## Saved entries
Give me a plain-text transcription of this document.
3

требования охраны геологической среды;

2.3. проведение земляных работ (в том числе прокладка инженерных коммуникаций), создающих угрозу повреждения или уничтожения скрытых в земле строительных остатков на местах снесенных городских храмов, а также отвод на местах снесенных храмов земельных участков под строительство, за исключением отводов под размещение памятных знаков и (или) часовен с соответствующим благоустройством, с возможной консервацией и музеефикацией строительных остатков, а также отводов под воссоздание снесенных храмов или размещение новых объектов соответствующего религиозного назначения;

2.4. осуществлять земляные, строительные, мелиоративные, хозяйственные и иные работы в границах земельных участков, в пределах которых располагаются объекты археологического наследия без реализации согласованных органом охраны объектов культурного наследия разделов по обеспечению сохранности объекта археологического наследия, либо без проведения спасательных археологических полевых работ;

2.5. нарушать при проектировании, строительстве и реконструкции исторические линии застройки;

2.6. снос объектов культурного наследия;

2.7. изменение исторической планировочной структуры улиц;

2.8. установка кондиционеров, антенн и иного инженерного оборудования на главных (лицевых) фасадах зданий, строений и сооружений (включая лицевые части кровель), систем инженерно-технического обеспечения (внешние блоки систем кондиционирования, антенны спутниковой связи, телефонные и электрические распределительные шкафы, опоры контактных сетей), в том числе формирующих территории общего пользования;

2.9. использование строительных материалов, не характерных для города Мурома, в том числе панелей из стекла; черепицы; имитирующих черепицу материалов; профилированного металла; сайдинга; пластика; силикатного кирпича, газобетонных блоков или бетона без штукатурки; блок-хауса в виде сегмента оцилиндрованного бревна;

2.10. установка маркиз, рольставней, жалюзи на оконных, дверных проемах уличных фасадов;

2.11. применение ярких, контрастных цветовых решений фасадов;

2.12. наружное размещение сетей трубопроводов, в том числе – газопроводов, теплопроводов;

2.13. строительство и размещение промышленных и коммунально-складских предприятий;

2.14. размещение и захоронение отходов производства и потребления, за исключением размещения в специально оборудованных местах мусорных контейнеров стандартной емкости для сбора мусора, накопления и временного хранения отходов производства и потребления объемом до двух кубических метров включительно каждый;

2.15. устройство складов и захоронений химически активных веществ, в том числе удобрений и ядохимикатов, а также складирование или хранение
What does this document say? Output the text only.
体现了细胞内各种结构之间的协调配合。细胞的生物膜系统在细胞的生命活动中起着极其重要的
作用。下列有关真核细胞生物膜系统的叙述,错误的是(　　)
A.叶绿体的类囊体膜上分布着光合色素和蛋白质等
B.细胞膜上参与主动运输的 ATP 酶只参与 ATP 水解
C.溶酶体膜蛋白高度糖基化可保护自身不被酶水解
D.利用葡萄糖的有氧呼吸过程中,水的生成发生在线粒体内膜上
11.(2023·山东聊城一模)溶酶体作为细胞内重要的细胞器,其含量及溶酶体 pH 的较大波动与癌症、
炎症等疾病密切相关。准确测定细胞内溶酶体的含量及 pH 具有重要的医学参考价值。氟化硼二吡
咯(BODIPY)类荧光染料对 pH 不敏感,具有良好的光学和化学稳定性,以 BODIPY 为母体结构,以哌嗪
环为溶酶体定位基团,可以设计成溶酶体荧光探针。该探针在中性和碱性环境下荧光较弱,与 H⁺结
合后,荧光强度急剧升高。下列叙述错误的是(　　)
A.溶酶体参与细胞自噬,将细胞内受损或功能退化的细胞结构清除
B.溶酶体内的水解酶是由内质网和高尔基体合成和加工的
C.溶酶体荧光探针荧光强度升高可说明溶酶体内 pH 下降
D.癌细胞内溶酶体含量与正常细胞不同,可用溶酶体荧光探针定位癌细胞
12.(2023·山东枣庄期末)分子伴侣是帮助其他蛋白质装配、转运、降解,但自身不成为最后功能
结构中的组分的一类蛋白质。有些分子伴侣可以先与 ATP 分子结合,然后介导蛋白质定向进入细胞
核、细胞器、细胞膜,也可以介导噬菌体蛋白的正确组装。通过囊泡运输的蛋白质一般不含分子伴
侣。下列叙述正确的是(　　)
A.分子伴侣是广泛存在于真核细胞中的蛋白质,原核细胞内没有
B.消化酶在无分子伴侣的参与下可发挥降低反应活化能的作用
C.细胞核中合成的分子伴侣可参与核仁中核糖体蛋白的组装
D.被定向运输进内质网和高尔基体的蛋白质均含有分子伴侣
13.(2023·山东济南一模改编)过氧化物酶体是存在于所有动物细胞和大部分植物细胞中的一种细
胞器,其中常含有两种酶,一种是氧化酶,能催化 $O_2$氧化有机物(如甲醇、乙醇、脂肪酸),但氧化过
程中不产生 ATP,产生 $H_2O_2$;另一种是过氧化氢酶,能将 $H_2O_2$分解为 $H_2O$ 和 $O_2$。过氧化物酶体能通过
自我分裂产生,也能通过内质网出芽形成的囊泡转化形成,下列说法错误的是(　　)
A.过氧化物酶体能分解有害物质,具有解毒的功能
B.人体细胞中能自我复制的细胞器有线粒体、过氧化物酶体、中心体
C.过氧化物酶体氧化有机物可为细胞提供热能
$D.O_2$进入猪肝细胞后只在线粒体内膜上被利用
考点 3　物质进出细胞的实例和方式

## Short exercise
Reproduce all of the entries word for word.

## Solution below
Give me a plain-text transcription of this document.
3

требования охраны геологической среды;

2.3. проведение земляных работ (в том числе прокладка инженерных коммуникаций), создающих угрозу повреждения или уничтожения скрытых в земле строительных остатков на местах снесенных городских храмов, а также отвод на местах снесенных храмов земельных участков под строительство, за исключением отводов под размещение памятных знаков и (или) часовен с соответствующим благоустройством, с возможной консервацией и музеефикацией строительных остатков, а также отводов под воссоздание снесенных храмов или размещение новых объектов соответствующего религиозного назначения;

2.4. осуществлять земляные, строительные, мелиоративные, хозяйственные и иные работы в границах земельных участков, в пределах которых располагаются объекты археологического наследия без реализации согласованных органом охраны объектов культурного наследия разделов по обеспечению сохранности объекта археологического наследия, либо без проведения спасательных археологических полевых работ;

2.5. нарушать при проектировании, строительстве и реконструкции исторические линии застройки;

2.6. снос объектов культурного наследия;

2.7. изменение исторической планировочной структуры улиц;

2.8. установка кондиционеров, антенн и иного инженерного оборудования на главных (лицевых) фасадах зданий, строений и сооружений (включая лицевые части кровель), систем инженерно-технического обеспечения (внешние блоки систем кондиционирования, антенны спутниковой связи, телефонные и электрические распределительные шкафы, опоры контактных сетей), в том числе формирующих территории общего пользования;

2.9. использование строительных материалов, не характерных для города Мурома, в том числе панелей из стекла; черепицы; имитирующих черепицу материалов; профилированного металла; сайдинга; пластика; силикатного кирпича, газобетонных блоков или бетона без штукатурки; блок-хауса в виде сегмента оцилиндрованного бревна;

2.10. установка маркиз, рольставней, жалюзи на оконных, дверных проемах уличных фасадов;

2.11. применение ярких, контрастных цветовых решений фасадов;

2.12. наружное размещение сетей трубопроводов, в том числе – газопроводов, теплопроводов;

2.13. строительство и размещение промышленных и коммунально-складских предприятий;

2.14. размещение и захоронение отходов производства и потребления, за исключением размещения в специально оборудованных местах мусорных контейнеров стандартной емкости для сбора мусора, накопления и временного хранения отходов производства и потребления объемом до двух кубических метров включительно каждый;

2.15. устройство складов и захоронений химически активных веществ, в том числе удобрений и ядохимикатов, а также складирование или хранение
What does this document say? Output the text only.
体现了细胞内各种结构之间的协调配合。细胞的生物膜系统在细胞的生命活动中起着极其重要的
作用。下列有关真核细胞生物膜系统的叙述,错误的是(　　)
A.叶绿体的类囊体膜上分布着光合色素和蛋白质等
B.细胞膜上参与主动运输的 ATP 酶只参与 ATP 水解
C.溶酶体膜蛋白高度糖基化可保护自身不被酶水解
D.利用葡萄糖的有氧呼吸过程中,水的生成发生在线粒体内膜上
11.(2023·山东聊城一模)溶酶体作为细胞内重要的细胞器,其含量及溶酶体 pH 的较大波动与癌症、
炎症等疾病密切相关。准确测定细胞内溶酶体的含量及 pH 具有重要的医学参考价值。氟化硼二吡
咯(BODIPY)类荧光染料对 pH 不敏感,具有良好的光学和化学稳定性,以 BODIPY 为母体结构,以哌嗪
环为溶酶体定位基团,可以设计成溶酶体荧光探针。该探针在中性和碱性环境下荧光较弱,与 H⁺结
合后,荧光强度急剧升高。下列叙述错误的是(　　)
A.溶酶体参与细胞自噬,将细胞内受损或功能退化的细胞结构清除
B.溶酶体内的水解酶是由内质网和高尔基体合成和加工的
C.溶酶体荧光探针荧光强度升高可说明溶酶体内 pH 下降
D.癌细胞内溶酶体含量与正常细胞不同,可用溶酶体荧光探针定位癌细胞
12.(2023·山东枣庄期末)分子伴侣是帮助其他蛋白质装配、转运、降解,但自身不成为最后功能
结构中的组分的一类蛋白质。有些分子伴侣可以先与 ATP 分子结合,然后介导蛋白质定向进入细胞
核、细胞器、细胞膜,也可以介导噬菌体蛋白的正确组装。通过囊泡运输的蛋白质一般不含分子伴
侣。下列叙述正确的是(　　)
A.分子伴侣是广泛存在于真核细胞中的蛋白质,原核细胞内没有
B.消化酶在无分子伴侣的参与下可发挥降低反应活化能的作用
C.细胞核中合成的分子伴侣可参与核仁中核糖体蛋白的组装
D.被定向运输进内质网和高尔基体的蛋白质均含有分子伴侣
13.(2023·山东济南一模改编)过氧化物酶体是存在于所有动物细胞和大部分植物细胞中的一种细
胞器,其中常含有两种酶,一种是氧化酶,能催化 $O_2$氧化有机物(如甲醇、乙醇、脂肪酸),但氧化过
程中不产生 ATP,产生 $H_2O_2$;另一种是过氧化氢酶,能将 $H_2O_2$分解为 $H_2O$ 和 $O_2$。过氧化物酶体能通过
自我分裂产生,也能通过内质网出芽形成的囊泡转化形成,下列说法错误的是(　　)
A.过氧化物酶体能分解有害物质,具有解毒的功能
B.人体细胞中能自我复制的细胞器有线粒体、过氧化物酶体、中心体
C.过氧化物酶体氧化有机物可为细胞提供热能
$D.O_2$进入猪肝细胞后只在线粒体内膜上被利用
考点 3　物质进出细胞的实例和方式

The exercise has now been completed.